## Records supplied:
________
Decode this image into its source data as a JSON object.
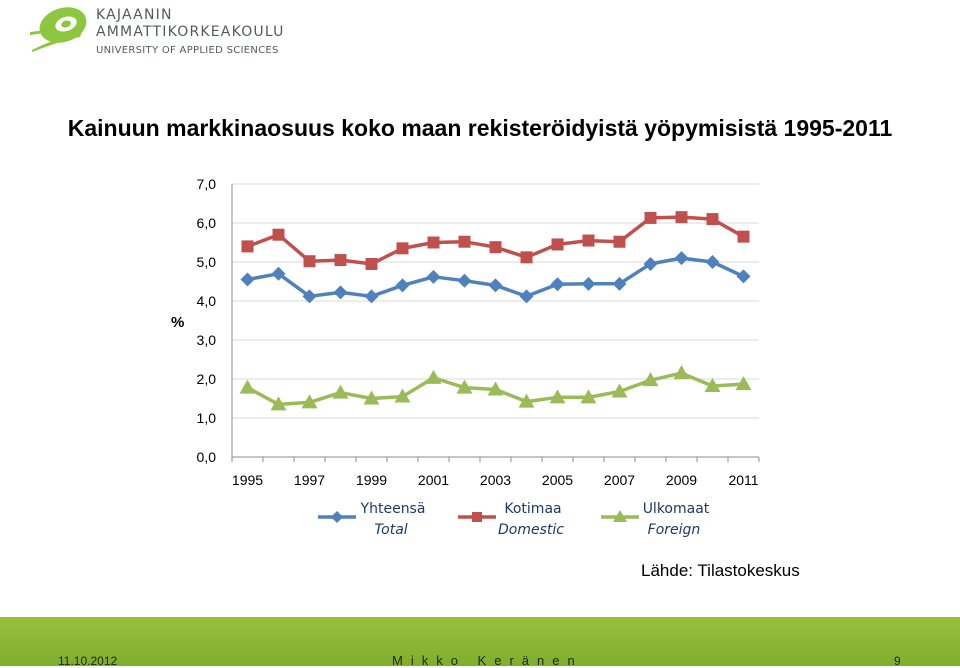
{
  "logo": {
    "line1": "KAJAANIN",
    "line2": "AMMATTIKORKEAKOULU",
    "line3": "UNIVERSITY OF APPLIED SCIENCES",
    "icon": "green-swoosh-logo",
    "color": "#8dc63f"
  },
  "slide_title": "Kainuun markkinaosuus koko maan rekisteröidyistä yöpymisistä 1995-2011",
  "chart_data": {
    "type": "line",
    "title": "",
    "xlabel": "",
    "ylabel": "%",
    "x": [
      1995,
      1996,
      1997,
      1998,
      1999,
      2000,
      2001,
      2002,
      2003,
      2004,
      2005,
      2006,
      2007,
      2008,
      2009,
      2010,
      2011
    ],
    "x_tick_labels": [
      "1995",
      "1997",
      "1999",
      "2001",
      "2003",
      "2005",
      "2007",
      "2009",
      "2011"
    ],
    "y_tick_labels": [
      "0,0",
      "1,0",
      "2,0",
      "3,0",
      "4,0",
      "5,0",
      "6,0",
      "7,0"
    ],
    "ylim": [
      0,
      7
    ],
    "grid": "horizontal",
    "legend": "bottom",
    "series": [
      {
        "name": "Yhteensä",
        "name2": "Total",
        "color": "#4f81bd",
        "marker": "diamond",
        "values": [
          4.55,
          4.7,
          4.12,
          4.22,
          4.12,
          4.4,
          4.62,
          4.52,
          4.4,
          4.12,
          4.43,
          4.44,
          4.44,
          4.95,
          5.1,
          5.0,
          4.63
        ]
      },
      {
        "name": "Kotimaa",
        "name2": "Domestic",
        "color": "#c0504d",
        "marker": "square",
        "values": [
          5.4,
          5.7,
          5.02,
          5.05,
          4.95,
          5.35,
          5.5,
          5.52,
          5.38,
          5.12,
          5.45,
          5.55,
          5.52,
          6.13,
          6.15,
          6.1,
          5.65
        ]
      },
      {
        "name": "Ulkomaat",
        "name2": "Foreign",
        "color": "#9bbb59",
        "marker": "triangle",
        "values": [
          1.78,
          1.35,
          1.4,
          1.65,
          1.5,
          1.55,
          2.03,
          1.78,
          1.73,
          1.42,
          1.53,
          1.53,
          1.68,
          1.97,
          2.15,
          1.82,
          1.87
        ]
      }
    ]
  },
  "source_note": "Lähde: Tilastokeskus",
  "footer": {
    "date": "11.10.2012",
    "author": "Mikko Keränen",
    "page": "9",
    "color": "#8cba38"
  }
}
________
## Requirements:
The material above must be printed exactly, with its pictures left out.

## Solution to the exercise:
Decode this image into its source data as a JSON object.
{
  "logo": {
    "line1": "KAJAANIN",
    "line2": "AMMATTIKORKEAKOULU",
    "line3": "UNIVERSITY OF APPLIED SCIENCES",
    "icon": "green-swoosh-logo",
    "color": "#8dc63f"
  },
  "slide_title": "Kainuun markkinaosuus koko maan rekisteröidyistä yöpymisistä 1995-2011",
  "chart_data": {
    "type": "line",
    "title": "",
    "xlabel": "",
    "ylabel": "%",
    "x": [
      1995,
      1996,
      1997,
      1998,
      1999,
      2000,
      2001,
      2002,
      2003,
      2004,
      2005,
      2006,
      2007,
      2008,
      2009,
      2010,
      2011
    ],
    "x_tick_labels": [
      "1995",
      "1997",
      "1999",
      "2001",
      "2003",
      "2005",
      "2007",
      "2009",
      "2011"
    ],
    "y_tick_labels": [
      "0,0",
      "1,0",
      "2,0",
      "3,0",
      "4,0",
      "5,0",
      "6,0",
      "7,0"
    ],
    "ylim": [
      0,
      7
    ],
    "grid": "horizontal",
    "legend": "bottom",
    "series": [
      {
        "name": "Yhteensä",
        "name2": "Total",
        "color": "#4f81bd",
        "marker": "diamond",
        "values": [
          4.55,
          4.7,
          4.12,
          4.22,
          4.12,
          4.4,
          4.62,
          4.52,
          4.4,
          4.12,
          4.43,
          4.44,
          4.44,
          4.95,
          5.1,
          5.0,
          4.63
        ]
      },
      {
        "name": "Kotimaa",
        "name2": "Domestic",
        "color": "#c0504d",
        "marker": "square",
        "values": [
          5.4,
          5.7,
          5.02,
          5.05,
          4.95,
          5.35,
          5.5,
          5.52,
          5.38,
          5.12,
          5.45,
          5.55,
          5.52,
          6.13,
          6.15,
          6.1,
          5.65
        ]
      },
      {
        "name": "Ulkomaat",
        "name2": "Foreign",
        "color": "#9bbb59",
        "marker": "triangle",
        "values": [
          1.78,
          1.35,
          1.4,
          1.65,
          1.5,
          1.55,
          2.03,
          1.78,
          1.73,
          1.42,
          1.53,
          1.53,
          1.68,
          1.97,
          2.15,
          1.82,
          1.87
        ]
      }
    ]
  },
  "source_note": "Lähde: Tilastokeskus",
  "footer": {
    "date": "11.10.2012",
    "author": "Mikko Keränen",
    "page": "9",
    "color": "#8cba38"
  }
}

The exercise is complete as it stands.